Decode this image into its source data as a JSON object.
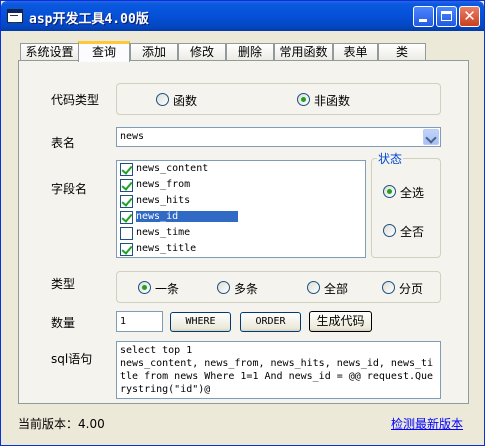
{
  "window": {
    "title": "asp开发工具4.00版"
  },
  "tabs": [
    "系统设置",
    "查询",
    "添加",
    "修改",
    "删除",
    "常用函数",
    "表单",
    "类"
  ],
  "code_type": {
    "label": "代码类型",
    "options": [
      "函数",
      "非函数"
    ],
    "selected": "非函数"
  },
  "table": {
    "label": "表名",
    "value": "news"
  },
  "fields": {
    "label": "字段名",
    "items": [
      {
        "name": "news_content",
        "checked": true
      },
      {
        "name": "news_from",
        "checked": true
      },
      {
        "name": "news_hits",
        "checked": true
      },
      {
        "name": "news_id",
        "checked": true,
        "selected": true
      },
      {
        "name": "news_time",
        "checked": false
      },
      {
        "name": "news_title",
        "checked": true
      }
    ]
  },
  "status": {
    "label": "状态",
    "options": [
      "全选",
      "全否"
    ],
    "selected": "全选"
  },
  "kind": {
    "label": "类型",
    "options": [
      "一条",
      "多条",
      "全部",
      "分页"
    ],
    "selected": "一条"
  },
  "quantity": {
    "label": "数量",
    "value": "1"
  },
  "buttons": {
    "where": "WHERE",
    "order": "ORDER",
    "generate": "生成代码"
  },
  "sql": {
    "label": "sql语句",
    "value": "select top 1\nnews_content, news_from, news_hits, news_id, news_title from news Where 1=1 And news_id = @@ request.Querystring(\"id\")@"
  },
  "footer": {
    "version": "当前版本：4.00",
    "check_update": "检测最新版本"
  }
}
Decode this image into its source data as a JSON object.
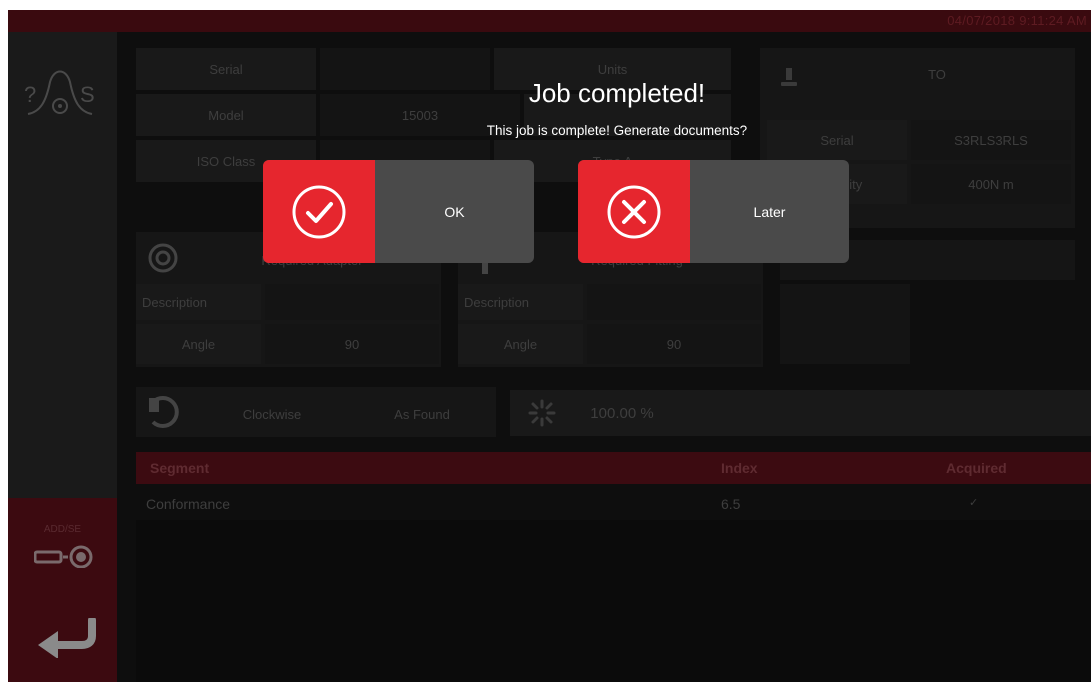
{
  "header": {
    "datetime": "04/07/2018 9:11:24 AM"
  },
  "sidebar": {
    "device_label": "ADD/SE"
  },
  "info": {
    "serial_label": "Serial",
    "model_label": "Model",
    "model_value": "15003",
    "iso_label": "ISO Class",
    "col3_label": "Units",
    "iso_value": "Type A",
    "tool_title": "TO",
    "tool_serial_label": "Serial",
    "tool_serial_value": "S3RLS3RLS",
    "tool_capacity_label": "Capacity",
    "tool_capacity_value": "400N m"
  },
  "adapter": {
    "title": "Required Adapter",
    "desc_label": "Description",
    "angle_label": "Angle",
    "angle_value": "90"
  },
  "fitting": {
    "title": "Required Fitting",
    "desc_label": "Description",
    "angle_label": "Angle",
    "angle_value": "90"
  },
  "direction": {
    "value": "Clockwise",
    "mode": "As Found"
  },
  "progress": {
    "value_text": "100.00 %"
  },
  "table": {
    "columns": [
      "Segment",
      "Index",
      "Acquired"
    ],
    "rows": [
      {
        "segment": "Conformance",
        "index": "6.5",
        "acquired": "✓"
      }
    ]
  },
  "modal": {
    "title": "Job completed!",
    "message": "This job is complete! Generate documents?",
    "ok_label": "OK",
    "later_label": "Later"
  },
  "colors": {
    "accent_red": "#e6262e",
    "button_gray": "#4a4a4a",
    "header_red": "#3c0b11"
  }
}
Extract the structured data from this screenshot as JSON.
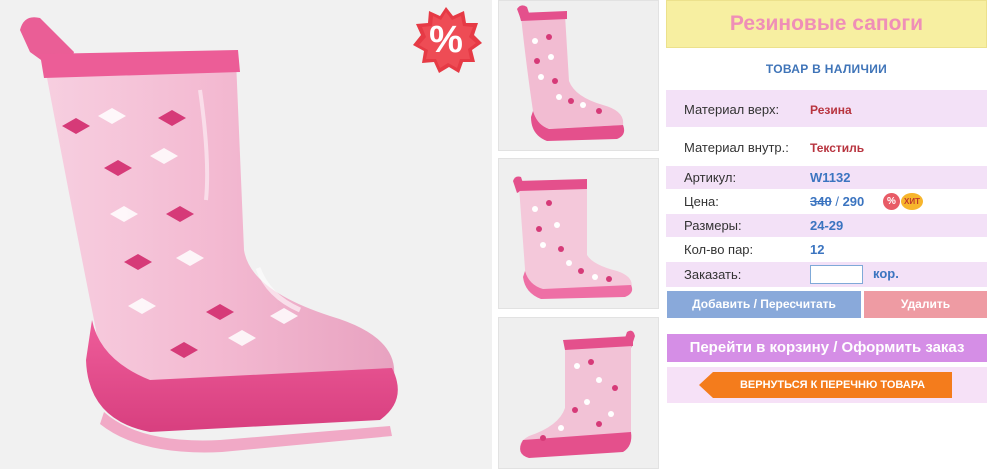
{
  "product": {
    "title": "Резиновые сапоги",
    "stock_status": "ТОВАР В НАЛИЧИИ",
    "discount_symbol": "%"
  },
  "details": [
    {
      "label": "Материал верх:",
      "value": "Резина"
    },
    {
      "label": "Материал внутр.:",
      "value": "Текстиль"
    },
    {
      "label": "Артикул:",
      "value": "W1132"
    },
    {
      "label": "Цена:",
      "old_price": "340",
      "separator": "/",
      "price": "290",
      "badge_sale": "%",
      "badge_hit": "ХИТ"
    },
    {
      "label": "Размеры:",
      "value": "24-29"
    },
    {
      "label": "Кол-во пар:",
      "value": "12"
    },
    {
      "label": "Заказать:",
      "input_value": "",
      "unit": "кор."
    }
  ],
  "buttons": {
    "add": "Добавить / Пересчитать",
    "delete": "Удалить",
    "cart": "Перейти в корзину / Оформить заказ",
    "back": "ВЕРНУТЬСЯ К ПЕРЕЧНЮ ТОВАРА"
  },
  "colors": {
    "title_bg": "#f7efa1",
    "title_text": "#ef8fb7",
    "row_pink": "#f3e1f7",
    "accent_blue": "#3b74c0",
    "accent_red": "#b8343f",
    "btn_add": "#89a9da",
    "btn_delete": "#ee9ba3",
    "btn_cart": "#d58ee6",
    "btn_back": "#f47c1c",
    "boot_pink": "#f2b6cd",
    "boot_dark_pink": "#e4508c"
  },
  "icons": {
    "product_image": "pink-rubber-boot-image",
    "discount_badge": "discount-starburst-icon",
    "back_arrow": "arrow-left-icon"
  }
}
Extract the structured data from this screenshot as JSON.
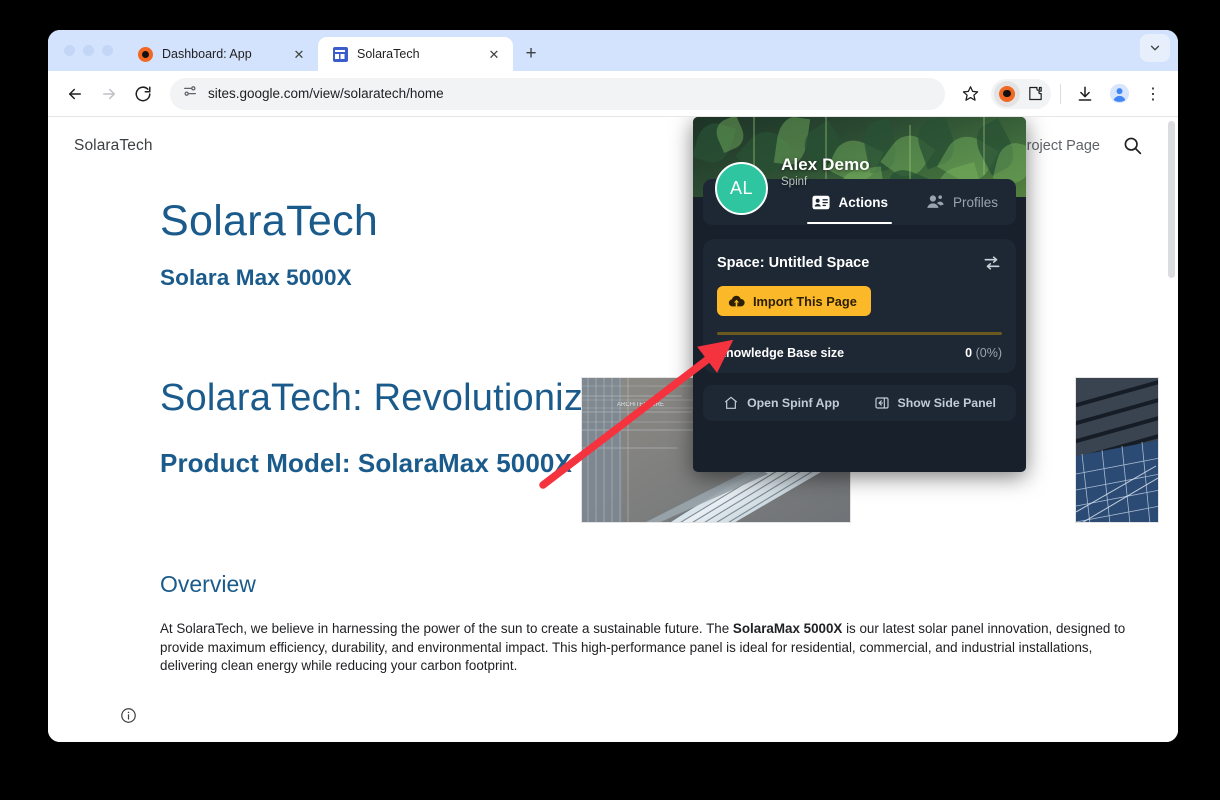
{
  "browser": {
    "tabs": [
      {
        "title": "Dashboard: App",
        "favicon": "spinf-dot-icon",
        "active": false,
        "close_label": "✕"
      },
      {
        "title": "SolaraTech",
        "favicon": "google-sites-icon",
        "active": true,
        "close_label": "✕"
      }
    ],
    "new_tab_label": "+",
    "toolbar": {
      "back_label": "←",
      "forward_label": "→",
      "reload_label": "↻",
      "url": "sites.google.com/view/solaratech/home",
      "bookmark_label": "☆",
      "download_label": "download-icon",
      "profile_label": "profile-icon",
      "menu_label": "⋮"
    }
  },
  "site": {
    "logo": "SolaraTech",
    "nav": {
      "project_page": "Project Page",
      "search": "search-icon"
    },
    "hero": {
      "title": "SolaraTech",
      "subtitle": "Solara Max 5000X"
    },
    "section": {
      "title": "SolaraTech: Revolutionizing Solar",
      "subtitle": "Product Model: SolaraMax 5000X"
    },
    "overview": {
      "heading": "Overview",
      "paragraph_part1": "At SolaraTech, we believe in harnessing the power of the sun to create a sustainable future. The ",
      "paragraph_bold": "SolaraMax 5000X",
      "paragraph_part2": " is our latest solar panel innovation, designed to provide maximum efficiency, durability, and environmental impact. This high-performance panel is ideal for residential, commercial, and industrial installations, delivering clean energy while reducing your carbon footprint."
    },
    "images": [
      {
        "alt": "Solar panels on glass building rooftop"
      },
      {
        "alt": "Blue solar panel array detail"
      }
    ],
    "page_info_icon": "info-icon"
  },
  "extension_panel": {
    "user": {
      "name": "Alex Demo",
      "subtitle": "Spinf",
      "initials": "AL"
    },
    "tabs": [
      {
        "label": "Actions",
        "icon": "actions-card-icon",
        "active": true
      },
      {
        "label": "Profiles",
        "icon": "profiles-people-icon",
        "active": false
      }
    ],
    "space": {
      "title": "Space: Untitled Space",
      "swap_icon": "swap-space-icon",
      "import_button": "Import This Page",
      "import_icon": "cloud-upload-icon"
    },
    "knowledge_base": {
      "label": "Knowledge Base size",
      "count": "0",
      "percent": "(0%)"
    },
    "footer": [
      {
        "label": "Open Spinf App",
        "icon": "home-icon"
      },
      {
        "label": "Show Side Panel",
        "icon": "side-panel-icon"
      }
    ]
  },
  "annotation": {
    "type": "arrow",
    "color": "#f5333f",
    "points_to": "Import This Page"
  },
  "colors": {
    "tab_strip": "#d3e3fd",
    "site_accent": "#1a5b8c",
    "panel_background": "#17202b",
    "panel_card": "#1d2834",
    "import_button": "#fbb829",
    "avatar": "#2ec5a0",
    "annotation_red": "#f5333f"
  }
}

YOUR TASK. Show all lines in the entries above where the string "Материал" appears.

SOLVED EXERCISE.
      "label": "Материал верх:",
      "label": "Материал внутр.:",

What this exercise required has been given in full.